| Excerpted passage |
——

Concerning book-banning, he says, “Why should we affect a rigour contrary to the manner of God and of nature, by abridging or scanting those means, which books freely permitted are, both to the triall of vertue and the exercise of truth.”  In other words, books freely read give us the opportunity to engage a world of ideas, and to decide for ourselves what we think of them.  That, concludes Milton, is real morality:  using reason and information to make choices.  Closing ourselves off to ideas doesn’t produce virtuousness, it makes us morally shallow and immature. 

Here’s one final quote from Milton on the matter:  “I cannot praise a fugitive and cloister'd virtue… unexercis'd & unbreath'd.”

If, as Milton argues, the censorship of books limits the development of our moral capacity, it also prevents us from seeing the image of God in our neighbor, prevents us from learning from perspectives not our own.  By allowing us to imagine and to understand the lives of others, reading helps us develop empathy, which allows us to better mourn with those who mourn, and to better understand how we might comfort those who stand in need of comfort.

——

| Extracted entries |
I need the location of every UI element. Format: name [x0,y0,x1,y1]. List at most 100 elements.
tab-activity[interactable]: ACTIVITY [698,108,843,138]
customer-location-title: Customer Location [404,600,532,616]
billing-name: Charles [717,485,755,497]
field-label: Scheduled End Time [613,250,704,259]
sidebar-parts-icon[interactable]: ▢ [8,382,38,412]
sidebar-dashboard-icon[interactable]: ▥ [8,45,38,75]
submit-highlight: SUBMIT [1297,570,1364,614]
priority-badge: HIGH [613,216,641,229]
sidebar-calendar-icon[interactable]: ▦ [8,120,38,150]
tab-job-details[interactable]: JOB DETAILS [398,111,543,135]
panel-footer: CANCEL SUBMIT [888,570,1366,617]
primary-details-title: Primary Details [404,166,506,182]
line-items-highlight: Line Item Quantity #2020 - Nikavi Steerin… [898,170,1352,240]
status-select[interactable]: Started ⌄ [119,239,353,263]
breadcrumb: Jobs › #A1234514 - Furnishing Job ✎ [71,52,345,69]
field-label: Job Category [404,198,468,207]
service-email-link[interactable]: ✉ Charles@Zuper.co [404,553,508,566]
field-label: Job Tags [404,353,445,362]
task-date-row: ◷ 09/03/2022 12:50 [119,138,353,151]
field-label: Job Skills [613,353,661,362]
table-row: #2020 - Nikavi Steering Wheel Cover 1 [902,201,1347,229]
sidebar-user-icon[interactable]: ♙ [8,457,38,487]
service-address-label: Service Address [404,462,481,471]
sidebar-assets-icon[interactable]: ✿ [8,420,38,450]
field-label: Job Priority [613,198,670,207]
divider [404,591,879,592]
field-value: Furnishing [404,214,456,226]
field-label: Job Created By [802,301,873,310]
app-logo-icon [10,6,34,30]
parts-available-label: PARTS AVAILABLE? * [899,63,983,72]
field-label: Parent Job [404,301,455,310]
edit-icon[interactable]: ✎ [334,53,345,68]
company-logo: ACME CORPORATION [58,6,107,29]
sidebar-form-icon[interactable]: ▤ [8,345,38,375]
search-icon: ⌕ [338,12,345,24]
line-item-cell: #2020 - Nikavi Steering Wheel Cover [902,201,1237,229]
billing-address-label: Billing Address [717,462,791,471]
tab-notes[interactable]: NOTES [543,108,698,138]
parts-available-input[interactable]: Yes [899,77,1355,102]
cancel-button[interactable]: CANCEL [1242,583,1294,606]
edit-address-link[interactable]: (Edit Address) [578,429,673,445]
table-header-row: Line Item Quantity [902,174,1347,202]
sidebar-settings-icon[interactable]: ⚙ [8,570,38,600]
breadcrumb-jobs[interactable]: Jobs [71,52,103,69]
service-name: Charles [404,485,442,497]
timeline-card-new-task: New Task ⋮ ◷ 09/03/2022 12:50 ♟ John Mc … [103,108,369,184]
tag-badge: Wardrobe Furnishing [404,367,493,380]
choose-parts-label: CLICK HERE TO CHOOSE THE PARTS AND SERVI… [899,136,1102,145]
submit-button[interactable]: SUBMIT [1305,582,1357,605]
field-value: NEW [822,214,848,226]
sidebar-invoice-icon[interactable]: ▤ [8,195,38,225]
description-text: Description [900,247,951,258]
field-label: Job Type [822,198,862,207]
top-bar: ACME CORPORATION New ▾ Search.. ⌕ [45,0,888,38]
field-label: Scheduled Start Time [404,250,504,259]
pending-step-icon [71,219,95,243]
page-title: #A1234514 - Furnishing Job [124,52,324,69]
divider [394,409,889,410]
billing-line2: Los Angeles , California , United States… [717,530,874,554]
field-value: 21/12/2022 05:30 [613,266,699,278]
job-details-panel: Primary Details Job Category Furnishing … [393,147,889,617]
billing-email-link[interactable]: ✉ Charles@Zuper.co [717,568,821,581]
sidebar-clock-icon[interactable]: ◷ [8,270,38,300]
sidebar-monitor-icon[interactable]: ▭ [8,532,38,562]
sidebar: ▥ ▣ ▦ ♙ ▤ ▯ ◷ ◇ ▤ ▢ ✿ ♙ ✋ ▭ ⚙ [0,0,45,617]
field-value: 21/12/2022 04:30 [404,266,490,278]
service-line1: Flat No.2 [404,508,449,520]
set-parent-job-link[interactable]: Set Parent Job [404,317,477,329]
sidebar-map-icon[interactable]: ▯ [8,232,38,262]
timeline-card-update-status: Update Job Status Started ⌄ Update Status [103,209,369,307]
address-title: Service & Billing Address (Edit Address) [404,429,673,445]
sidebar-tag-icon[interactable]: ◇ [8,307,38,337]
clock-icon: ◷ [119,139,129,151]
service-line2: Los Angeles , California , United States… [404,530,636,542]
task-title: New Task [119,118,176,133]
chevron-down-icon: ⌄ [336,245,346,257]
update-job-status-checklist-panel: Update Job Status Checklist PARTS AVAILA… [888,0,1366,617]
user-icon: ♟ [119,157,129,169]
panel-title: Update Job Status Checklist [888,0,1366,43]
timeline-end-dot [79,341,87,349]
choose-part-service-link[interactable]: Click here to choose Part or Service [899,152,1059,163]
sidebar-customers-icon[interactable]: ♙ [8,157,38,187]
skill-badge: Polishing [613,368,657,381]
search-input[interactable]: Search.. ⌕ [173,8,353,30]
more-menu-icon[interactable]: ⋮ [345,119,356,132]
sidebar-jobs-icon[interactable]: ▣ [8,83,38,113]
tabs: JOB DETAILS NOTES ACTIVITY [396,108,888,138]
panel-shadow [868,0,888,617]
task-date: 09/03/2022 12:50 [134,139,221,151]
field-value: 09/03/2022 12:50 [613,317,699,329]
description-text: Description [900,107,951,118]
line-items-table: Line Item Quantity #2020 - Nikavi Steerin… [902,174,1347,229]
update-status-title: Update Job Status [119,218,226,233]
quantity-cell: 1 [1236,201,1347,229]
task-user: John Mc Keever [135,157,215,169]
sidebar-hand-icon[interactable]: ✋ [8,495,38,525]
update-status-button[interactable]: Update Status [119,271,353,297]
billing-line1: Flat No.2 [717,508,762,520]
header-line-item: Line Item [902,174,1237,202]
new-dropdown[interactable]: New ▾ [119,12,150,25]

——

| To be done |
a - Using the passage on Milton and book censorship, answer each question on its own line:
(i) What does Milton conclude is real morality?
(ii) What kind of virtue does Milton say he cannot praise?
(iii) What does reading help us develop by letting us imagine and understand the lives of others?
b - Repeat the part of the passage on Milton and book censorship starting with "Here’s one final" and going on through "need of comfort.".
The data can be set aside here.

| Final answers |
a -
(i) Using reason and information to make choices.
(ii) A fugitive and cloister'd virtue, unexercis'd & unbreath'd.
(iii) Empathy.

b -
Here’s one final quote from Milton on the matter:  “I cannot praise a fugitive and cloister'd virtue… unexercis'd & unbreath'd.”

If, as Milton argues, the censorship of books limits the development of our moral capacity, it also prevents us from seeing the image of God in our neighbor, prevents us from learning from perspectives not our own.  By allowing us to imagine and to understand the lives of others, reading helps us develop empathy, which allows us to better mourn with those who mourn, and to better understand how we might comfort those who stand in need of comfort.